◆ **STATED EXERCISE**:
The records below must be copied in full; omit the images.

(Entries from a visual dataset)
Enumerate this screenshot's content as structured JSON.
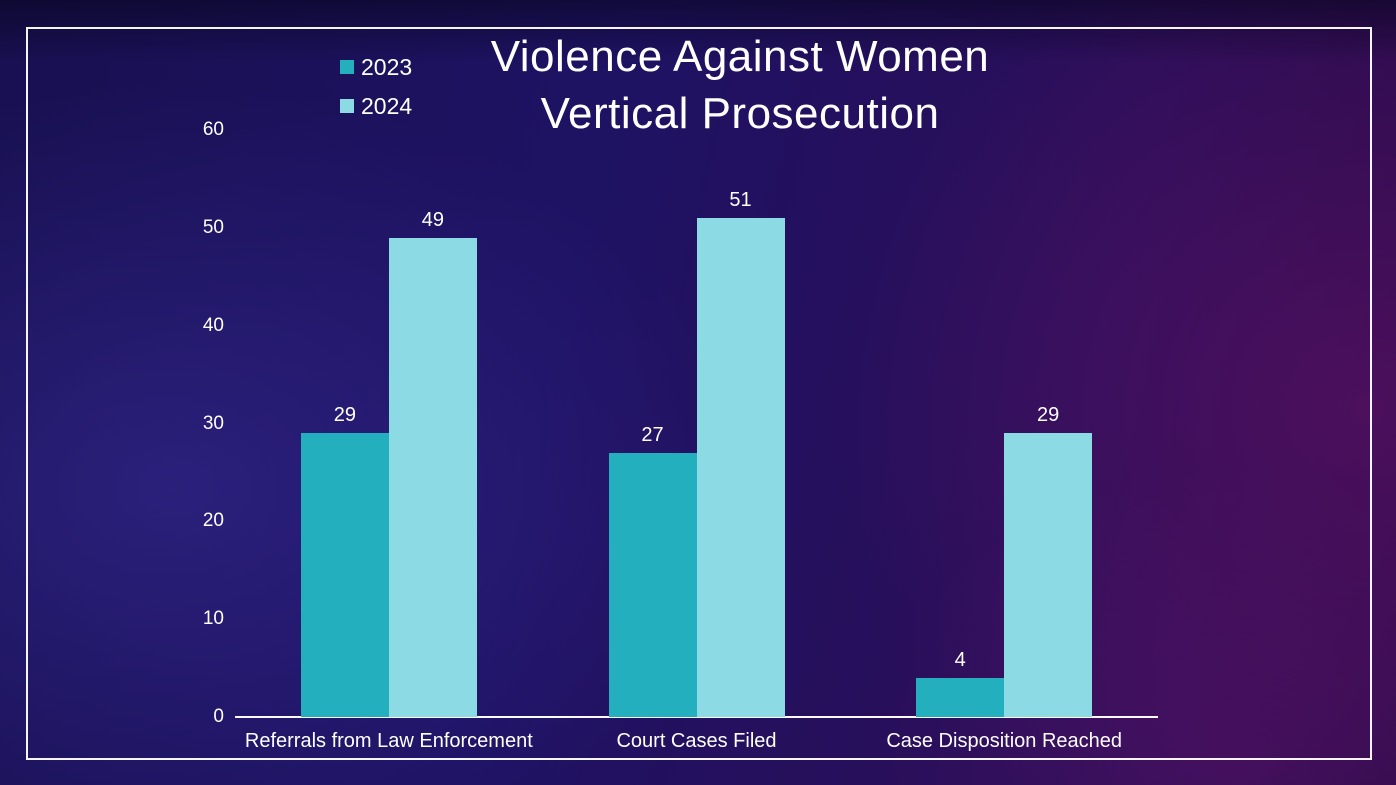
{
  "title": {
    "line1": "Violence Against Women",
    "line2": "Vertical Prosecution"
  },
  "colors": {
    "series_2023": "#23AFBD",
    "series_2024": "#8CDAE3",
    "text": "#FFFFFF",
    "axis": "#FBFBFF",
    "frame_border": "#FFFFFF"
  },
  "chart_data": {
    "type": "bar",
    "title": "Violence Against Women Vertical Prosecution",
    "categories": [
      "Referrals from Law Enforcement",
      "Court Cases Filed",
      "Case Disposition Reached"
    ],
    "series": [
      {
        "name": "2023",
        "color": "#23AFBD",
        "values": [
          29,
          27,
          4
        ]
      },
      {
        "name": "2024",
        "color": "#8CDAE3",
        "values": [
          49,
          51,
          29
        ]
      }
    ],
    "xlabel": "",
    "ylabel": "",
    "ylim": [
      0,
      60
    ],
    "yticks": [
      0,
      10,
      20,
      30,
      40,
      50,
      60
    ],
    "grid": false,
    "legend_position": "top-left",
    "data_labels": true
  }
}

◆ **OUTPUT OF THE EXERCISE**:
Enumerate this screenshot's content as structured JSON.
{
  "title": {
    "line1": "Violence Against Women",
    "line2": "Vertical Prosecution"
  },
  "colors": {
    "series_2023": "#23AFBD",
    "series_2024": "#8CDAE3",
    "text": "#FFFFFF",
    "axis": "#FBFBFF",
    "frame_border": "#FFFFFF"
  },
  "chart_data": {
    "type": "bar",
    "title": "Violence Against Women Vertical Prosecution",
    "categories": [
      "Referrals from Law Enforcement",
      "Court Cases Filed",
      "Case Disposition Reached"
    ],
    "series": [
      {
        "name": "2023",
        "color": "#23AFBD",
        "values": [
          29,
          27,
          4
        ]
      },
      {
        "name": "2024",
        "color": "#8CDAE3",
        "values": [
          49,
          51,
          29
        ]
      }
    ],
    "xlabel": "",
    "ylabel": "",
    "ylim": [
      0,
      60
    ],
    "yticks": [
      0,
      10,
      20,
      30,
      40,
      50,
      60
    ],
    "grid": false,
    "legend_position": "top-left",
    "data_labels": true
  }
}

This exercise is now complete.